▶ [YOUR TASK]: In this exercise, reproduce all the entries that follow exactly.

▶ [EXERCISE MATERIAL]:
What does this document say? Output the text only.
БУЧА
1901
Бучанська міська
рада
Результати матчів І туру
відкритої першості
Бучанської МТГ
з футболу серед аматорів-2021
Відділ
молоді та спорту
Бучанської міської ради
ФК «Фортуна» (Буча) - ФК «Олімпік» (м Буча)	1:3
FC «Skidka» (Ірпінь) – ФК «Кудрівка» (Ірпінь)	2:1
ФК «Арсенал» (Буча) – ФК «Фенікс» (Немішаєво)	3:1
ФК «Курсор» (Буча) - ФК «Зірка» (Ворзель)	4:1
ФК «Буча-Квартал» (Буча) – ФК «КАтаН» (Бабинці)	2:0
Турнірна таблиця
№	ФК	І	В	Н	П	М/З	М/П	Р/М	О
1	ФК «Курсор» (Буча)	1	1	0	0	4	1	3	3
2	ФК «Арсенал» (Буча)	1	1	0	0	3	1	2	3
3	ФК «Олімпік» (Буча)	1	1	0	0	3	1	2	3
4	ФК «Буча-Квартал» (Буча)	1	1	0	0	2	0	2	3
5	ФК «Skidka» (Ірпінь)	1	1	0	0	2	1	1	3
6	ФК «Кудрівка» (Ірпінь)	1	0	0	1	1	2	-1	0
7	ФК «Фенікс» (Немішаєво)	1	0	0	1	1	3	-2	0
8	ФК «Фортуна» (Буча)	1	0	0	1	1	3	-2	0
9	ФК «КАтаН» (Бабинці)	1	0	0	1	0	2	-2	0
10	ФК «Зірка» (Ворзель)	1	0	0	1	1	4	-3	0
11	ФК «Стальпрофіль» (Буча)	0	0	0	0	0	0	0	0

▶ [FINISHED ANSWER]:
What does this document say? Output the text only.
БУЧА
1901
Бучанська міська
рада
Результати матчів І туру
відкритої першості
Бучанської МТГ
з футболу серед аматорів-2021
Відділ
молоді та спорту
Бучанської міської ради
ФК «Фортуна» (Буча) - ФК «Олімпік» (м Буча)	1:3
FC «Skidka» (Ірпінь) – ФК «Кудрівка» (Ірпінь)	2:1
ФК «Арсенал» (Буча) – ФК «Фенікс» (Немішаєво)	3:1
ФК «Курсор» (Буча) - ФК «Зірка» (Ворзель)	4:1
ФК «Буча-Квартал» (Буча) – ФК «КАтаН» (Бабинці)	2:0
Турнірна таблиця
№	ФК	І	В	Н	П	М/З	М/П	Р/М	О
1	ФК «Курсор» (Буча)	1	1	0	0	4	1	3	3
2	ФК «Арсенал» (Буча)	1	1	0	0	3	1	2	3
3	ФК «Олімпік» (Буча)	1	1	0	0	3	1	2	3
4	ФК «Буча-Квартал» (Буча)	1	1	0	0	2	0	2	3
5	ФК «Skidka» (Ірпінь)	1	1	0	0	2	1	1	3
6	ФК «Кудрівка» (Ірпінь)	1	0	0	1	1	2	-1	0
7	ФК «Фенікс» (Немішаєво)	1	0	0	1	1	3	-2	0
8	ФК «Фортуна» (Буча)	1	0	0	1	1	3	-2	0
9	ФК «КАтаН» (Бабинці)	1	0	0	1	0	2	-2	0
10	ФК «Зірка» (Ворзель)	1	0	0	1	1	4	-3	0
11	ФК «Стальпрофіль» (Буча)	0	0	0	0	0	0	0	0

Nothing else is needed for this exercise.